# INPUT RECORDS start

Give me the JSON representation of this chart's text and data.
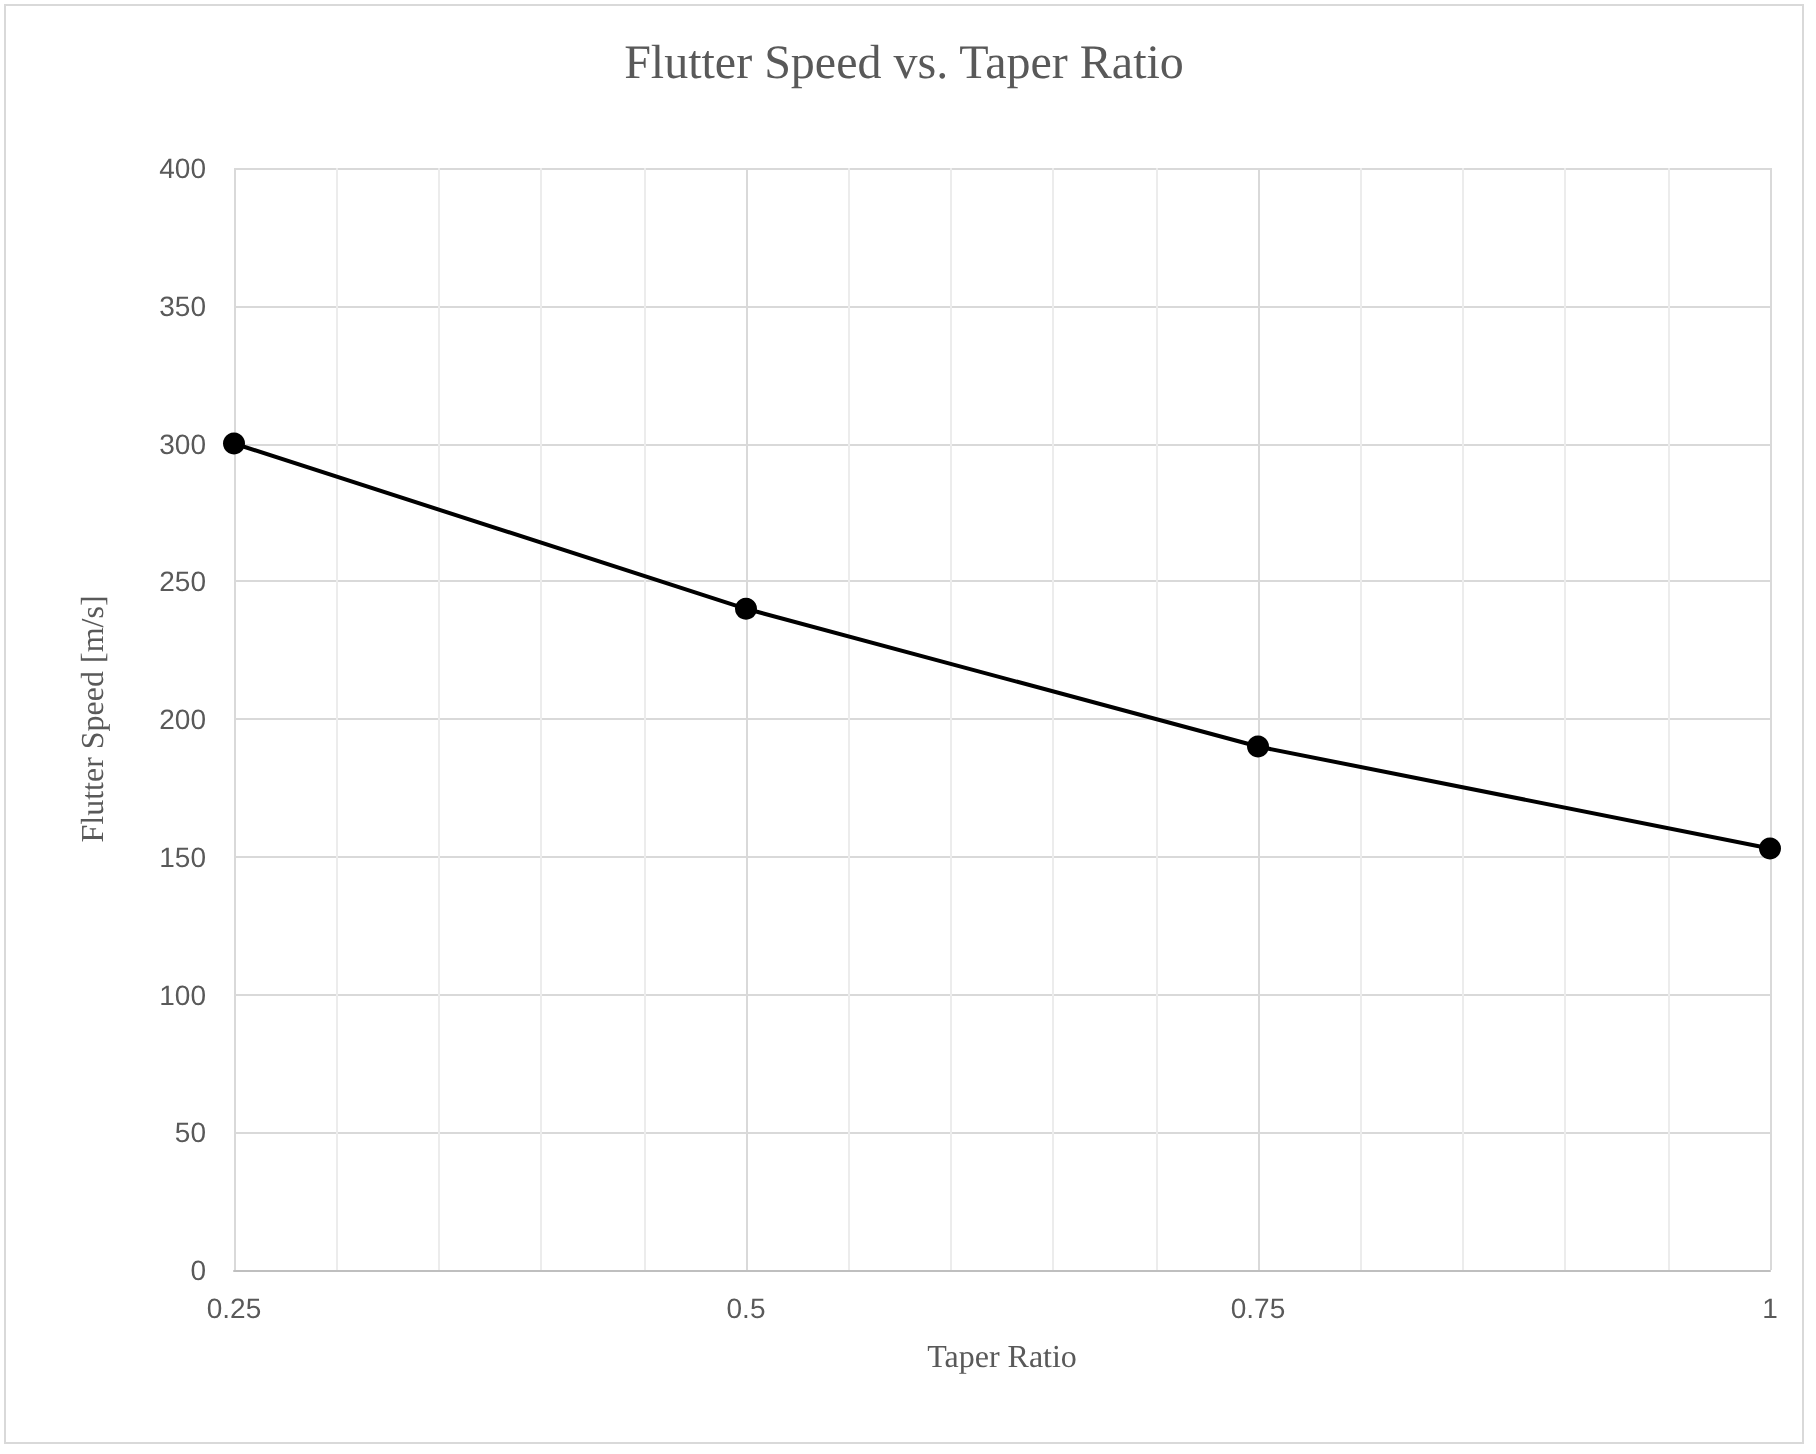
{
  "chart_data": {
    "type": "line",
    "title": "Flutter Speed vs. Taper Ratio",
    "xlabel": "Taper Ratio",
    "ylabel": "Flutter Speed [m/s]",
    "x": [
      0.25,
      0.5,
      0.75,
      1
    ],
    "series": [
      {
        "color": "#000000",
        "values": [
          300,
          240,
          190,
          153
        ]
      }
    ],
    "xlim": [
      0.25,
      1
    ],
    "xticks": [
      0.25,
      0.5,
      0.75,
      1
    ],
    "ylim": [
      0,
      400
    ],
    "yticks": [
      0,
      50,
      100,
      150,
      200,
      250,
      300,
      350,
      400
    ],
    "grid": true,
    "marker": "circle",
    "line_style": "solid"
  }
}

# INPUT RECORDS end

# GIVEN REQUEST
Give every record back exactly as it reads, with no images.

# IN RESPONSE
Give me the JSON representation of this chart's text and data.
{
  "chart_data": {
    "type": "line",
    "title": "Flutter Speed vs. Taper Ratio",
    "xlabel": "Taper Ratio",
    "ylabel": "Flutter Speed [m/s]",
    "x": [
      0.25,
      0.5,
      0.75,
      1
    ],
    "series": [
      {
        "color": "#000000",
        "values": [
          300,
          240,
          190,
          153
        ]
      }
    ],
    "xlim": [
      0.25,
      1
    ],
    "xticks": [
      0.25,
      0.5,
      0.75,
      1
    ],
    "ylim": [
      0,
      400
    ],
    "yticks": [
      0,
      50,
      100,
      150,
      200,
      250,
      300,
      350,
      400
    ],
    "grid": true,
    "marker": "circle",
    "line_style": "solid"
  }
}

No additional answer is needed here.